**WORK REQUIRED**
State how many lines of the data contain the word "yazılı", and write nothing besides the number.

Source data:
* start *
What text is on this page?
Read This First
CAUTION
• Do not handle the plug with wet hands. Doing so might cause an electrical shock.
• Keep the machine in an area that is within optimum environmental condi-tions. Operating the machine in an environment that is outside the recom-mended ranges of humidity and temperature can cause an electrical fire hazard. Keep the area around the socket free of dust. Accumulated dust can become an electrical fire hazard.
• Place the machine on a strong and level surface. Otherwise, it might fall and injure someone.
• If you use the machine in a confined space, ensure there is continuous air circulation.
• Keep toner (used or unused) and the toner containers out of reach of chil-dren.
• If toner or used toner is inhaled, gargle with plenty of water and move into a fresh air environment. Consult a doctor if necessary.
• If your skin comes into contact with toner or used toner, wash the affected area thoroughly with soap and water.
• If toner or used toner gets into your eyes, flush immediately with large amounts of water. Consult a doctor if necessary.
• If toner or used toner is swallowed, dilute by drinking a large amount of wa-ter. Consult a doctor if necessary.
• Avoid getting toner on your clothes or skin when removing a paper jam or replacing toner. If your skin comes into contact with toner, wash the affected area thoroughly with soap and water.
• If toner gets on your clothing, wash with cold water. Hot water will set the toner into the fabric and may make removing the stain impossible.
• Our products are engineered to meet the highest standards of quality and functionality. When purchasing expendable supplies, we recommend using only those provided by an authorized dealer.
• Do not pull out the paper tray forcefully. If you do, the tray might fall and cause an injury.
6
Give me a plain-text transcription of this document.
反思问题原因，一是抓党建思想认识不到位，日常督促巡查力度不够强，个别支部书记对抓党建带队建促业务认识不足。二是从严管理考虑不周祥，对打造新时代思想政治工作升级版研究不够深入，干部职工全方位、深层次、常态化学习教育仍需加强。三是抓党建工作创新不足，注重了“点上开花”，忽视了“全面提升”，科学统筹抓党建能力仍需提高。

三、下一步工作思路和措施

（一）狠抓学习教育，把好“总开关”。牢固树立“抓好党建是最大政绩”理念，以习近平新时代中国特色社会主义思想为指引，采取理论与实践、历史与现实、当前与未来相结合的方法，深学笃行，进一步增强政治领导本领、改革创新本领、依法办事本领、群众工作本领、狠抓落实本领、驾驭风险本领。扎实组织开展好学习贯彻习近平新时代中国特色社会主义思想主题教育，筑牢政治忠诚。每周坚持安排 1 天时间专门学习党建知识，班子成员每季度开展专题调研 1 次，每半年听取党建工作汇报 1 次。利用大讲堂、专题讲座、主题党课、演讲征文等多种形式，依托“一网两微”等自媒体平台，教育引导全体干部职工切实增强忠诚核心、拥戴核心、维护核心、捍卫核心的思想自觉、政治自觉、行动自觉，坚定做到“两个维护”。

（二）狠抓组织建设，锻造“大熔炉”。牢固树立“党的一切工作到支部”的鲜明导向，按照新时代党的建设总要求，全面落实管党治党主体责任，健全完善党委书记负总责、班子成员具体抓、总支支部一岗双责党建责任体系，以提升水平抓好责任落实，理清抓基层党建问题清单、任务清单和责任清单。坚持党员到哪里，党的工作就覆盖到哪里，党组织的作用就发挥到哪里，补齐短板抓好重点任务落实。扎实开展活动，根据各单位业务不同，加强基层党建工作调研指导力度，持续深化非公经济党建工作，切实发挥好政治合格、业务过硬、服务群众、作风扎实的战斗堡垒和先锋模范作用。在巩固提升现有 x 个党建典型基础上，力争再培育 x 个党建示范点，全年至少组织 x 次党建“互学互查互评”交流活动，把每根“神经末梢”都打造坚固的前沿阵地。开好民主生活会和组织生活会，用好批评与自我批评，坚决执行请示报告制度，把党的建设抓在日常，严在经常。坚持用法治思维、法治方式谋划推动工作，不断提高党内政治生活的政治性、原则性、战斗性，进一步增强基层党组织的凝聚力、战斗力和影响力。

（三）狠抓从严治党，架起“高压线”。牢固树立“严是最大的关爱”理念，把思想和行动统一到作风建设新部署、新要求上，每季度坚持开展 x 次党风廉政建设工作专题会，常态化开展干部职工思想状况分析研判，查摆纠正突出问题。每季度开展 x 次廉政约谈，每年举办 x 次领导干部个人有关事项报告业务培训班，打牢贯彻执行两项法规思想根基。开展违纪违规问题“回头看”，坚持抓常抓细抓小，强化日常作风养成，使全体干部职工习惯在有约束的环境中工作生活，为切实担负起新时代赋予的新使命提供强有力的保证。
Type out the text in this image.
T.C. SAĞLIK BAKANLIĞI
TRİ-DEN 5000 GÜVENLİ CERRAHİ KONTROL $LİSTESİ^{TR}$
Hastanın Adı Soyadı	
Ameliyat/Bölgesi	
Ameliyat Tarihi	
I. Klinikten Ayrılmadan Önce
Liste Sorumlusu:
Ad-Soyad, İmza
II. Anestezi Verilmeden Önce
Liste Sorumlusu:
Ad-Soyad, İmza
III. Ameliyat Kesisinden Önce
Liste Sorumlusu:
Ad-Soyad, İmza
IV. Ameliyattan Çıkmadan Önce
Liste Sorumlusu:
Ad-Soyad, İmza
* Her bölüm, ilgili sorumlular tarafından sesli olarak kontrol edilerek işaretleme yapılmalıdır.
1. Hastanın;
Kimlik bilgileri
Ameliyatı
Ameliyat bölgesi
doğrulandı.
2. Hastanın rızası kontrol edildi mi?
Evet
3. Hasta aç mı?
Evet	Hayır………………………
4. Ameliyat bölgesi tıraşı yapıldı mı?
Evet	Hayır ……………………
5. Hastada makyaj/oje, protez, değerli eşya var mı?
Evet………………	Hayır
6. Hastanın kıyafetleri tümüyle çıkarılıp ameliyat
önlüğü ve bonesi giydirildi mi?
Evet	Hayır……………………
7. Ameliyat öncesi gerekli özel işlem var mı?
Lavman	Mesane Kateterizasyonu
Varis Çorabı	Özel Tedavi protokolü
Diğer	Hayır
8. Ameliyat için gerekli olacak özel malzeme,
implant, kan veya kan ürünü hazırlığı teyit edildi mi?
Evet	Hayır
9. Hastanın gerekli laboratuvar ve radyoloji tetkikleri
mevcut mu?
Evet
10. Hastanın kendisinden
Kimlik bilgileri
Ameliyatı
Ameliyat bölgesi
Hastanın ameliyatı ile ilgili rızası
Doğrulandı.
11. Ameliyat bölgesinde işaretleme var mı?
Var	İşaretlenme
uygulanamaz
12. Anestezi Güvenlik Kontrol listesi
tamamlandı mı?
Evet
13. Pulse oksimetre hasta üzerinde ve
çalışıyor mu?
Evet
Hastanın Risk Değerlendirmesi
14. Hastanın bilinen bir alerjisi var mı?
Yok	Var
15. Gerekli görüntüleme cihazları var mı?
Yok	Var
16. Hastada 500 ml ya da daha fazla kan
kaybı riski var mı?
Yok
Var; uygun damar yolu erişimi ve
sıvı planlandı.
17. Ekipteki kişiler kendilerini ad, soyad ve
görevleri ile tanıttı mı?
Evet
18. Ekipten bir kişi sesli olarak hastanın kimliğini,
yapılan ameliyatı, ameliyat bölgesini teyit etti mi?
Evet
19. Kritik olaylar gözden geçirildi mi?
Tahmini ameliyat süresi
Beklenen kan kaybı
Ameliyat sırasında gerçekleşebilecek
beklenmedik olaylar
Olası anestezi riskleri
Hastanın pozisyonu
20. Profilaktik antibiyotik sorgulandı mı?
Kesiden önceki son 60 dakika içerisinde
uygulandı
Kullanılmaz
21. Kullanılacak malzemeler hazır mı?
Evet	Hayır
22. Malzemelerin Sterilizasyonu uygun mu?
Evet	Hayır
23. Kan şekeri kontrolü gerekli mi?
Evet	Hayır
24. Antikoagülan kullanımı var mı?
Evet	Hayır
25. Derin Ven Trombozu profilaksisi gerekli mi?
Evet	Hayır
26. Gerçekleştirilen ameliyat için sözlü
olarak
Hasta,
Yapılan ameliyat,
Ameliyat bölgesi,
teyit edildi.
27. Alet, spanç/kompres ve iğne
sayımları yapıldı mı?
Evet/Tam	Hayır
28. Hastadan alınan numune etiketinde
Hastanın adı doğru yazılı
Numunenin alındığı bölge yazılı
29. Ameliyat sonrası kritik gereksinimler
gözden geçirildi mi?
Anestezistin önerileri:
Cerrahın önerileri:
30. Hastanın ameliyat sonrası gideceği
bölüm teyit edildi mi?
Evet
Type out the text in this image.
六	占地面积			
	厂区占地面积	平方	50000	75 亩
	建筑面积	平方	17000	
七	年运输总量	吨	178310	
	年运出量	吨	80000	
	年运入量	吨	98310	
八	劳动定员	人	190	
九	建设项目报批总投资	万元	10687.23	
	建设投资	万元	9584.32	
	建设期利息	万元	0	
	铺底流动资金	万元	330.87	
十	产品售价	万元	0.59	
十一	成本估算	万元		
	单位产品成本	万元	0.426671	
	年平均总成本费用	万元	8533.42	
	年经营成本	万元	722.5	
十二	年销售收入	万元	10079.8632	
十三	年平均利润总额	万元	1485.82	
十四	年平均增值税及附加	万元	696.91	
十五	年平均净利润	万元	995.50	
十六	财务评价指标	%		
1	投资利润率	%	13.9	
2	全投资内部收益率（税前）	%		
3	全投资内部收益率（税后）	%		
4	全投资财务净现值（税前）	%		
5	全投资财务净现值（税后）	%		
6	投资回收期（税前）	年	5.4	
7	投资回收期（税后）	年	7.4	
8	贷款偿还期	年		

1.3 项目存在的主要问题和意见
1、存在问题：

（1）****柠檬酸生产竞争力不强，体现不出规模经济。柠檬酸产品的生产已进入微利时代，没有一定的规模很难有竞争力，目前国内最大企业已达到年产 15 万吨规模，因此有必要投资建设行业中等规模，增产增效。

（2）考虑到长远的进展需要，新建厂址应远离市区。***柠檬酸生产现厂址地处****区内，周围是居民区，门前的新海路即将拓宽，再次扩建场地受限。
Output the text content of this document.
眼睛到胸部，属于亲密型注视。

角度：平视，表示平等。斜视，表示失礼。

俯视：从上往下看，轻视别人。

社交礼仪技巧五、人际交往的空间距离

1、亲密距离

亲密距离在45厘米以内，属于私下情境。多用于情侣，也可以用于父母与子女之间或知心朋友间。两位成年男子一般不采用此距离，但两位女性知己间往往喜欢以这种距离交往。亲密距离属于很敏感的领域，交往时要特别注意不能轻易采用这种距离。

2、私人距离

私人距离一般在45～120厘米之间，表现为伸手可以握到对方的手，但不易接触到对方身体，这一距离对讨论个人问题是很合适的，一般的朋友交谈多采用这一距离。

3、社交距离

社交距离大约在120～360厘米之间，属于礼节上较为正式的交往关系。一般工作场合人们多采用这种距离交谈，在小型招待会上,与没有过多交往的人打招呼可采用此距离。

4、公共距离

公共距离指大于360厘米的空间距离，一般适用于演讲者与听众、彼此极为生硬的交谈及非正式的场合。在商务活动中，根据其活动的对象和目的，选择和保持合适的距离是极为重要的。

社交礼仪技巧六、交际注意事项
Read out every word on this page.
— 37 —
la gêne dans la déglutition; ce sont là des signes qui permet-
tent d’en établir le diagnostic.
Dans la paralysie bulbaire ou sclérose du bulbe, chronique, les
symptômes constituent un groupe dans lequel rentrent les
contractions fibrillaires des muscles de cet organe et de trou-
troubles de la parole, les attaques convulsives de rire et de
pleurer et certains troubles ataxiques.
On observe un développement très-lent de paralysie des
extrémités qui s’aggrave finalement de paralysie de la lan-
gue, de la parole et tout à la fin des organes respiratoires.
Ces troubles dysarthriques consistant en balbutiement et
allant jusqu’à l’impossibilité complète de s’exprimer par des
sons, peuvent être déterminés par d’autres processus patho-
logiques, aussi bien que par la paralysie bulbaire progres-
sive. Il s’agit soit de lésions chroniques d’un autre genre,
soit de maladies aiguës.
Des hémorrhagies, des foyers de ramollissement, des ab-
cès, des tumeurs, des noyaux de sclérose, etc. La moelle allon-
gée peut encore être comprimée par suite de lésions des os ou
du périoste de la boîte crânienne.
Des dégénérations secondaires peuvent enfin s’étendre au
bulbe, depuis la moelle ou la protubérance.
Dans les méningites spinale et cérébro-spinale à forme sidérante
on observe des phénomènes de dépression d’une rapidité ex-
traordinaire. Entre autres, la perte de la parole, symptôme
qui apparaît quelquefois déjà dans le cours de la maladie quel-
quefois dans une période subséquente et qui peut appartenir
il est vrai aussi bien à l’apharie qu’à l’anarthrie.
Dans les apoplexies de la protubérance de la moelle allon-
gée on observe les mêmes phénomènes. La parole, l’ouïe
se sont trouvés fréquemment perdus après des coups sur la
* end *
**RESULT FOR THIS EXERCISE**
2